____ Supplied entries
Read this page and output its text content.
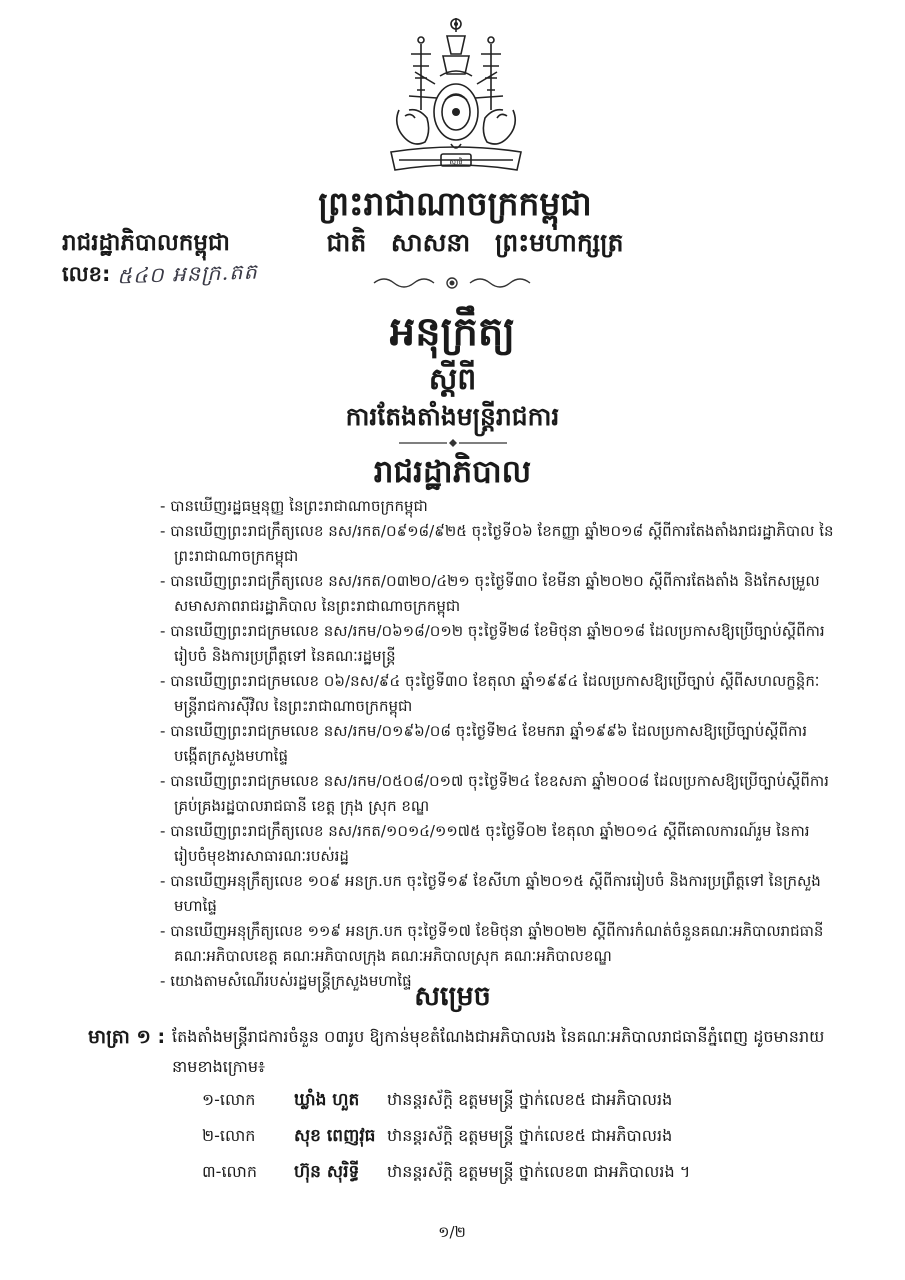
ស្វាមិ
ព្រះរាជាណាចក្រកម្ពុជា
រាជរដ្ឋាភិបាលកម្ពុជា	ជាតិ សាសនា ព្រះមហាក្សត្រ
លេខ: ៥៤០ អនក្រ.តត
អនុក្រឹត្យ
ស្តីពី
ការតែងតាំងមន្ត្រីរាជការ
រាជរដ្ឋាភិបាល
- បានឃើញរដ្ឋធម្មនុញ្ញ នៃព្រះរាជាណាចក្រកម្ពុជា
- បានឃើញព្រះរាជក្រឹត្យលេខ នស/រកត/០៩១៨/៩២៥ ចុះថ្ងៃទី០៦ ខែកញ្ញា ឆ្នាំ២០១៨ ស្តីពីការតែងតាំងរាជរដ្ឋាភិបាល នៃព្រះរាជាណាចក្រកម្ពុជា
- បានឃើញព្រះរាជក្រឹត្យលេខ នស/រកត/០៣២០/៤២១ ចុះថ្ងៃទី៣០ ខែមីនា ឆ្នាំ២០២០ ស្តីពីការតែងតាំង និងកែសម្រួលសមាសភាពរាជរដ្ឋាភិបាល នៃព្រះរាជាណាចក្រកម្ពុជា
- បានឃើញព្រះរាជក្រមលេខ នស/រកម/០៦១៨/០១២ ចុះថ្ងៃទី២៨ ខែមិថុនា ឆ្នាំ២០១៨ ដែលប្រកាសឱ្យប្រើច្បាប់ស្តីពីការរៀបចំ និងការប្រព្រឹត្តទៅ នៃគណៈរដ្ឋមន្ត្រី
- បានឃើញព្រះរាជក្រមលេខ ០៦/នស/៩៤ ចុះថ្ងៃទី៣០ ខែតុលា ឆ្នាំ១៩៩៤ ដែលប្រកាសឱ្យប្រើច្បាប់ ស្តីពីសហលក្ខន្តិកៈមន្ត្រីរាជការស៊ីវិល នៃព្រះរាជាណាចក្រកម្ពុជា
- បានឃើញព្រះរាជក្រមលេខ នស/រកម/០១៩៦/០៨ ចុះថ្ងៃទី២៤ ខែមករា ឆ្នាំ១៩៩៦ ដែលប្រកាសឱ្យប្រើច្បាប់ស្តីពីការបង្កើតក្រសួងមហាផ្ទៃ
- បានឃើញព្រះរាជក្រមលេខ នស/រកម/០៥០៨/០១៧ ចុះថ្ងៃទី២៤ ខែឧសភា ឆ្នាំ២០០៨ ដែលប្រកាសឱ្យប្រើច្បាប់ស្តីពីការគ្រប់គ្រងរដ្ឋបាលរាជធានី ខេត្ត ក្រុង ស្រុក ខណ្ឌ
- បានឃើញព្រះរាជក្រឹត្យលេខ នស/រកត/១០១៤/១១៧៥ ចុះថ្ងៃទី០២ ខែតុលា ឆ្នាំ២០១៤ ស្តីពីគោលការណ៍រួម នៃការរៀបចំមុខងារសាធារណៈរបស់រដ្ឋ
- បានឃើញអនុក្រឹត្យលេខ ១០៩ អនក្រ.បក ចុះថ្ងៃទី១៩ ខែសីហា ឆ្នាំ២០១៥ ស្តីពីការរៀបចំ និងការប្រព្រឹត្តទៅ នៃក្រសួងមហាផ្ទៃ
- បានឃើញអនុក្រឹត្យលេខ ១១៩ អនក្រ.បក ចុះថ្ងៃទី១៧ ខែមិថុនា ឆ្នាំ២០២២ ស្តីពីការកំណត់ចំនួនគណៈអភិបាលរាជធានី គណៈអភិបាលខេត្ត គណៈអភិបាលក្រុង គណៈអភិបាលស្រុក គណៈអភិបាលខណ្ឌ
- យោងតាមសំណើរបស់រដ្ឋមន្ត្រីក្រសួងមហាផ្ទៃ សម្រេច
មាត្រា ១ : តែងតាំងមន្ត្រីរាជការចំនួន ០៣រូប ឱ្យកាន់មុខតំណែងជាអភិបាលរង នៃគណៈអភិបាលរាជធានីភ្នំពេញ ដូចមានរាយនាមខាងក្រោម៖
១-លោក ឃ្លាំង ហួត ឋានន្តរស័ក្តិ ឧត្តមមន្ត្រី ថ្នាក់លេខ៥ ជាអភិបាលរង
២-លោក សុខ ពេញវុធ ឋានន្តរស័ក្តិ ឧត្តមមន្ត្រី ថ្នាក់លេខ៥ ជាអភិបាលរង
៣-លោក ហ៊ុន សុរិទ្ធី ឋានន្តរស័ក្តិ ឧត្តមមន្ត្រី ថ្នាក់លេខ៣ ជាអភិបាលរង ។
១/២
________
____ Supplied entries
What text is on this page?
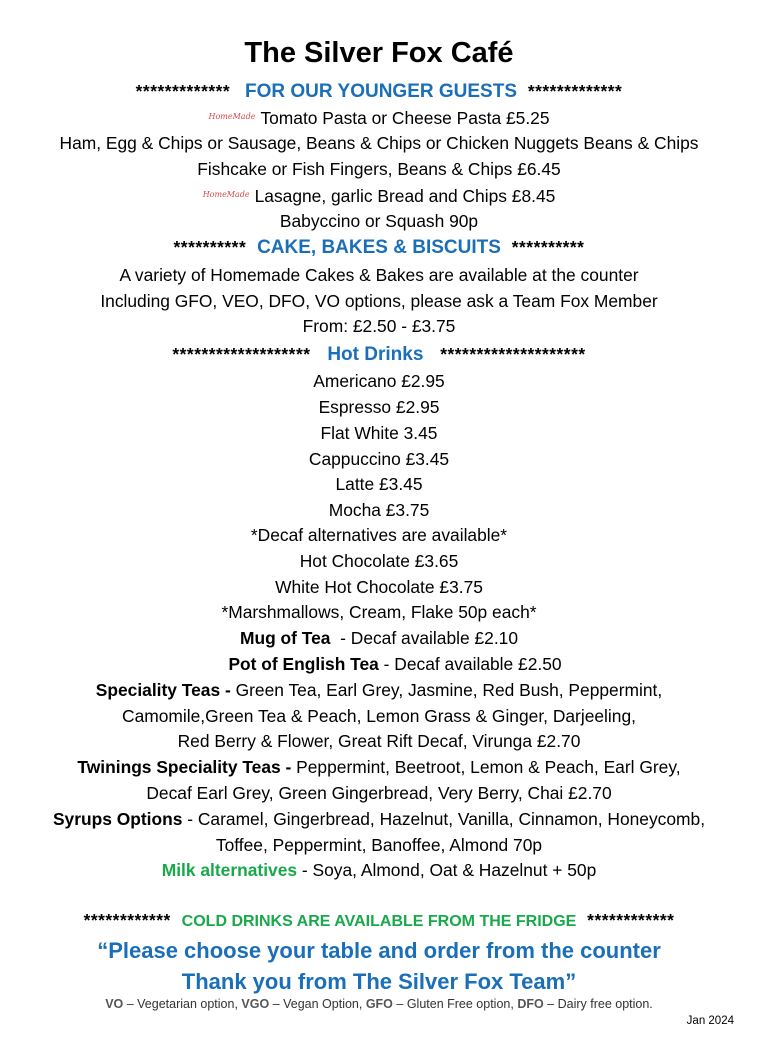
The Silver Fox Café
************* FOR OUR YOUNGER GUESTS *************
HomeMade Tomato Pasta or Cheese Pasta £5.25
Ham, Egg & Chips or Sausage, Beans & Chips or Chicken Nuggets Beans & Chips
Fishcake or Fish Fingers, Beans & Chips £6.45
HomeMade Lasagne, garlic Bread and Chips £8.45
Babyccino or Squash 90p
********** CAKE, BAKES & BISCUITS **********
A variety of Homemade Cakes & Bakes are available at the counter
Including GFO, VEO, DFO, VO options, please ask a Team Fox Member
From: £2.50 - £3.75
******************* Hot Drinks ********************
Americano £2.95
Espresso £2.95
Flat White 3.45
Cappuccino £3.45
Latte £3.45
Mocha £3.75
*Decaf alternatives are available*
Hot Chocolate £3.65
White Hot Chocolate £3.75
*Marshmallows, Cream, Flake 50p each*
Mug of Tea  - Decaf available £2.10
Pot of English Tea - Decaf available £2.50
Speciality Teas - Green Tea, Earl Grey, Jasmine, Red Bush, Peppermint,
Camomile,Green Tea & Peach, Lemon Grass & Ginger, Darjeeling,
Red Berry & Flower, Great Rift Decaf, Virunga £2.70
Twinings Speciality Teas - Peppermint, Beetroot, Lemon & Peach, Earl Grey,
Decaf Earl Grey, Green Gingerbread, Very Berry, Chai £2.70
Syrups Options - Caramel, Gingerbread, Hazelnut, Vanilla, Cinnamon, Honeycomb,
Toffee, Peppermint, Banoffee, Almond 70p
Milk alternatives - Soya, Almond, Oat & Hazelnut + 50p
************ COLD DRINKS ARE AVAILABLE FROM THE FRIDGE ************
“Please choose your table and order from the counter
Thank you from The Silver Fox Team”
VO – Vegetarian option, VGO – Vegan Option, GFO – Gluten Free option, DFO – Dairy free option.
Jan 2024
________
____ Supplied entries
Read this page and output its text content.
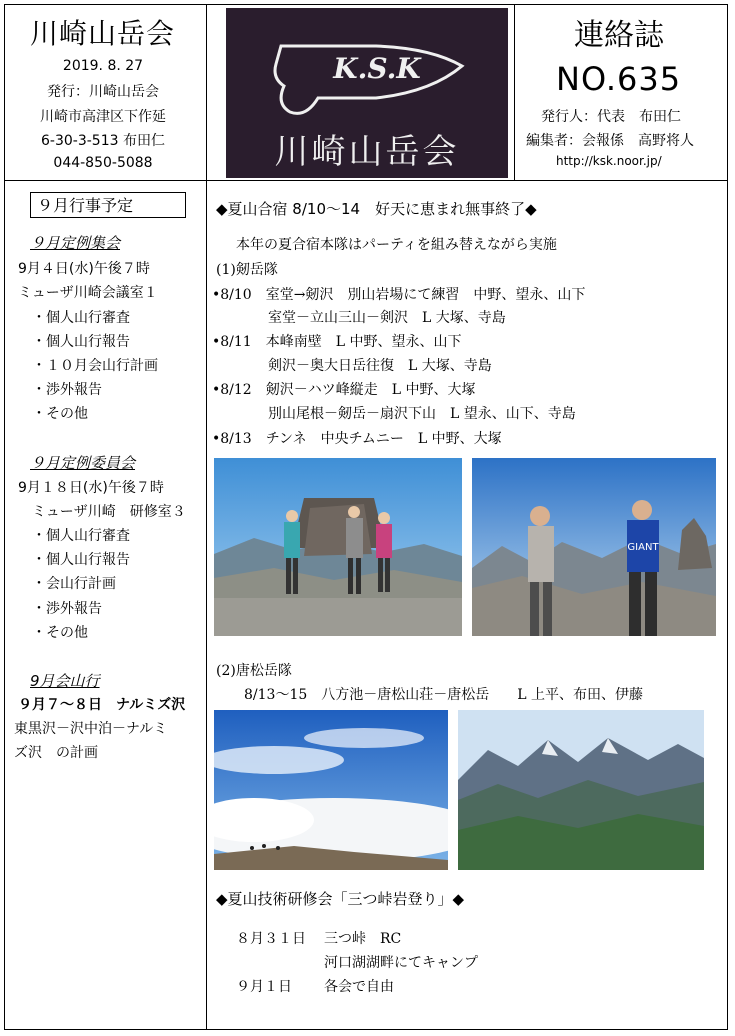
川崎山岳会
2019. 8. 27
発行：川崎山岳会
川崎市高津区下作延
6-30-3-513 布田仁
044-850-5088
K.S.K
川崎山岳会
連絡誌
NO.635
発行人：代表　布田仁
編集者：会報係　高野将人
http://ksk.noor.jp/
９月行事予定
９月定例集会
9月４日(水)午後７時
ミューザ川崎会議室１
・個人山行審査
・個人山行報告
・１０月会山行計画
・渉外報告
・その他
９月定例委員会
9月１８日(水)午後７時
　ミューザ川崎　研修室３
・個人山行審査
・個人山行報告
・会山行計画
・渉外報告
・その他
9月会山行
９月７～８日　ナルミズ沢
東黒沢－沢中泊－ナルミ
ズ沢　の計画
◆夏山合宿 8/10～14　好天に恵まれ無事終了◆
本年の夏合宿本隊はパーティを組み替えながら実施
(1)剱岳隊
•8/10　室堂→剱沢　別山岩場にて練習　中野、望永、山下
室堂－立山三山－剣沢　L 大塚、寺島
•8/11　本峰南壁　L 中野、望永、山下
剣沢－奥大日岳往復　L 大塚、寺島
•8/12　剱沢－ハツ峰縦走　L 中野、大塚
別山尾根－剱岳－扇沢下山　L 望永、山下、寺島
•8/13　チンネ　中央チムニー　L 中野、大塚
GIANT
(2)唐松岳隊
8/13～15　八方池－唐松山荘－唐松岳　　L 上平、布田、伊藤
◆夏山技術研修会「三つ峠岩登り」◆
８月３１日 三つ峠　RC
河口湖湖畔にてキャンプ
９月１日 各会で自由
________
Copy out all lines from the material above that contain the string "Team".

Including GFO, VEO, DFO, VO options, please ask a Team Fox Member
Thank you from The Silver Fox Team”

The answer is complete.